● TASK BRIEF
Filter the records below for the word "name". Copy each line that holds it.

--- Begin RAW DATA ---

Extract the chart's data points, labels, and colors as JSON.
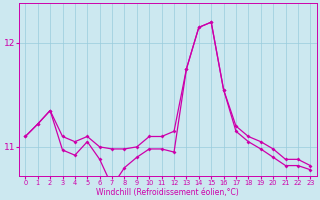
{
  "x": [
    0,
    1,
    2,
    3,
    4,
    5,
    6,
    7,
    8,
    9,
    10,
    11,
    12,
    13,
    14,
    15,
    16,
    17,
    18,
    19,
    20,
    21,
    22,
    23
  ],
  "upper": [
    11.1,
    11.22,
    11.35,
    11.1,
    11.05,
    11.1,
    11.0,
    10.98,
    10.98,
    11.0,
    11.1,
    11.1,
    11.15,
    11.75,
    12.15,
    12.2,
    11.55,
    11.2,
    11.1,
    11.05,
    10.98,
    10.88,
    10.88,
    10.82
  ],
  "lower": [
    11.1,
    11.22,
    11.35,
    10.97,
    10.92,
    11.05,
    10.88,
    10.62,
    10.8,
    10.9,
    10.98,
    10.98,
    10.95,
    11.75,
    12.15,
    12.2,
    11.55,
    11.15,
    11.05,
    10.98,
    10.9,
    10.82,
    10.82,
    10.78
  ],
  "yticks": [
    11,
    12
  ],
  "ylim": [
    10.72,
    12.38
  ],
  "xlim": [
    -0.5,
    23.5
  ],
  "line_color": "#cc00aa",
  "bg_color": "#cce8f0",
  "grid_color": "#99ccdd",
  "xlabel": "Windchill (Refroidissement éolien,°C)"
}
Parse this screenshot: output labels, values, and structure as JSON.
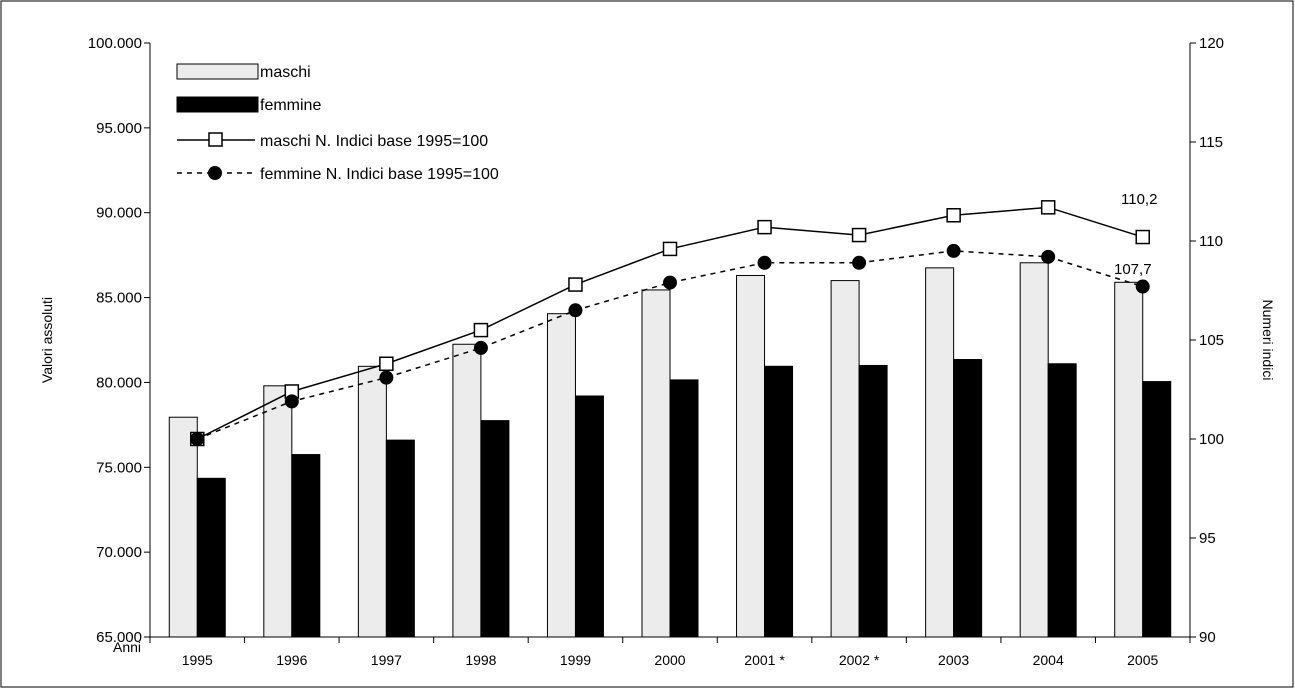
{
  "chart_data": {
    "type": "bar",
    "categories": [
      "1995",
      "1996",
      "1997",
      "1998",
      "1999",
      "2000",
      "2001 *",
      "2002 *",
      "2003",
      "2004",
      "2005"
    ],
    "series": [
      {
        "name": "maschi",
        "type": "bar",
        "axis": "left",
        "color": "#ececec",
        "values": [
          77950,
          79800,
          80950,
          82250,
          84050,
          85450,
          86300,
          86000,
          86750,
          87050,
          85900
        ]
      },
      {
        "name": "femmine",
        "type": "bar",
        "axis": "left",
        "color": "#000000",
        "values": [
          74350,
          75750,
          76600,
          77750,
          79200,
          80150,
          80950,
          81000,
          81350,
          81100,
          80050
        ]
      },
      {
        "name": "maschi N. Indici base 1995=100",
        "type": "line",
        "axis": "right",
        "marker": "square-open",
        "style": "solid",
        "values": [
          100.0,
          102.4,
          103.8,
          105.5,
          107.8,
          109.6,
          110.7,
          110.3,
          111.3,
          111.7,
          110.2
        ]
      },
      {
        "name": "femmine N. Indici base 1995=100",
        "type": "line",
        "axis": "right",
        "marker": "circle-filled",
        "style": "dashed",
        "values": [
          100.0,
          101.9,
          103.1,
          104.6,
          106.5,
          107.9,
          108.9,
          108.9,
          109.5,
          109.2,
          107.7
        ]
      }
    ],
    "ylabel": "Valori assoluti",
    "y2label": "Numeri indici",
    "xlabel": "Anni",
    "ylim": [
      65000,
      100000
    ],
    "y2lim": [
      90,
      120
    ],
    "y_ticks": [
      "65.000",
      "70.000",
      "75.000",
      "80.000",
      "85.000",
      "90.000",
      "95.000",
      "100.000"
    ],
    "y2_ticks": [
      "90",
      "95",
      "100",
      "105",
      "110",
      "115",
      "120"
    ],
    "annotations": [
      "110,2",
      "107,7"
    ],
    "legend_position": "top-left",
    "grid": false
  }
}
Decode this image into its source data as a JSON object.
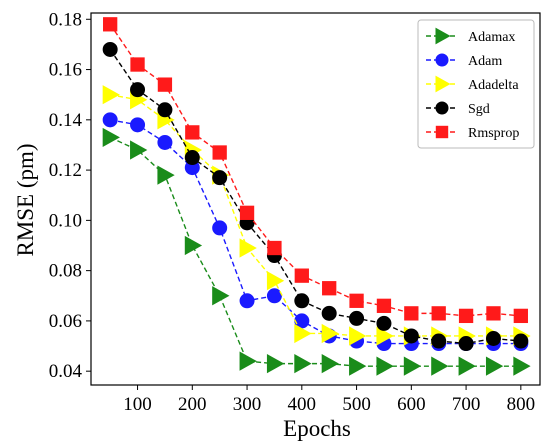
{
  "chart_data": {
    "type": "line",
    "xlabel": "Epochs",
    "ylabel": "RMSE (pm)",
    "xlim": [
      15,
      835
    ],
    "ylim": [
      0.0345,
      0.1825
    ],
    "xticks": [
      100,
      200,
      300,
      400,
      500,
      600,
      700,
      800
    ],
    "yticks": [
      0.04,
      0.06,
      0.08,
      0.1,
      0.12,
      0.14,
      0.16,
      0.18
    ],
    "ytick_labels": [
      "0.04",
      "0.06",
      "0.08",
      "0.10",
      "0.12",
      "0.14",
      "0.16",
      "0.18"
    ],
    "grid": false,
    "legend_position": "top-right",
    "x": [
      50,
      100,
      150,
      200,
      250,
      300,
      350,
      400,
      450,
      500,
      550,
      600,
      650,
      700,
      750,
      800
    ],
    "series": [
      {
        "name": "Adamax",
        "color": "#1a8c1a",
        "marker": "triangle-right",
        "values": [
          0.133,
          0.128,
          0.118,
          0.09,
          0.07,
          0.044,
          0.043,
          0.043,
          0.043,
          0.042,
          0.042,
          0.042,
          0.042,
          0.042,
          0.042,
          0.042
        ]
      },
      {
        "name": "Adam",
        "color": "#1a1aff",
        "marker": "circle",
        "values": [
          0.14,
          0.138,
          0.131,
          0.121,
          0.097,
          0.068,
          0.07,
          0.06,
          0.054,
          0.052,
          0.051,
          0.051,
          0.051,
          0.051,
          0.051,
          0.051
        ]
      },
      {
        "name": "Adadelta",
        "color": "#ffff00",
        "marker": "triangle-right",
        "values": [
          0.15,
          0.148,
          0.14,
          0.128,
          0.118,
          0.089,
          0.076,
          0.055,
          0.055,
          0.054,
          0.054,
          0.054,
          0.054,
          0.054,
          0.054,
          0.054
        ]
      },
      {
        "name": "Sgd",
        "color": "#000000",
        "marker": "circle",
        "values": [
          0.168,
          0.152,
          0.144,
          0.125,
          0.117,
          0.099,
          0.086,
          0.068,
          0.063,
          0.061,
          0.059,
          0.054,
          0.052,
          0.051,
          0.053,
          0.052
        ]
      },
      {
        "name": "Rmsprop",
        "color": "#ff1a1a",
        "marker": "square",
        "values": [
          0.178,
          0.162,
          0.154,
          0.135,
          0.127,
          0.103,
          0.089,
          0.078,
          0.073,
          0.068,
          0.066,
          0.063,
          0.063,
          0.062,
          0.063,
          0.062
        ]
      }
    ]
  }
}
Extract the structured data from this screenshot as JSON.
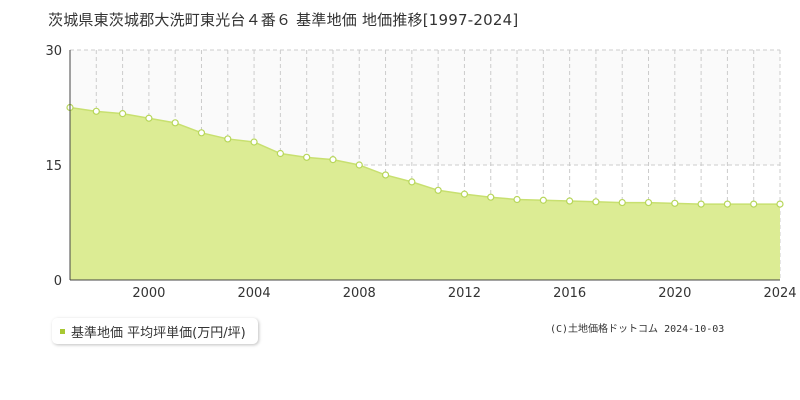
{
  "title": "茨城県東茨城郡大洗町東光台４番６ 基準地価 地価推移[1997-2024]",
  "copyright": "(C)土地価格ドットコム 2024-10-03",
  "legend": {
    "label": "基準地価 平均坪単価(万円/坪)"
  },
  "colors": {
    "fill": "#dcec94",
    "line": "#c8e070",
    "point_fill": "#ffffff",
    "point_stroke": "#b7d65a",
    "upper_band": "#fafafa",
    "legend_marker": "#a8c832"
  },
  "chart_data": {
    "type": "area",
    "title": "茨城県東茨城郡大洗町東光台４番６ 基準地価 地価推移[1997-2024]",
    "x": [
      1997,
      1998,
      1999,
      2000,
      2001,
      2002,
      2003,
      2004,
      2005,
      2006,
      2007,
      2008,
      2009,
      2010,
      2011,
      2012,
      2013,
      2014,
      2015,
      2016,
      2017,
      2018,
      2019,
      2020,
      2021,
      2022,
      2023,
      2024
    ],
    "series": [
      {
        "name": "基準地価 平均坪単価(万円/坪)",
        "values": [
          22.5,
          22.0,
          21.7,
          21.1,
          20.5,
          19.2,
          18.4,
          18.0,
          16.5,
          16.0,
          15.7,
          15.0,
          13.7,
          12.8,
          11.7,
          11.2,
          10.8,
          10.5,
          10.4,
          10.3,
          10.2,
          10.1,
          10.1,
          10.0,
          9.9,
          9.9,
          9.9,
          9.9
        ]
      }
    ],
    "xlim": [
      1997,
      2024
    ],
    "ylim": [
      0,
      30
    ],
    "x_ticks": [
      2000,
      2004,
      2008,
      2012,
      2016,
      2020,
      2024
    ],
    "y_ticks": [
      0,
      15,
      30
    ],
    "grid": true,
    "legend_position": "bottom-left"
  }
}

--- End RAW DATA ---

● RESULT
        "name": "maschi",
        "name": "femmine",
        "name": "maschi N. Indici base 1995=100",
        "name": "femmine N. Indici base 1995=100",
        "name": "Adamax",
        "name": "Adam",
        "name": "Adadelta",
        "name": "Sgd",
        "name": "Rmsprop",
        "name": "基準地価 平均坪単価(万円/坪)",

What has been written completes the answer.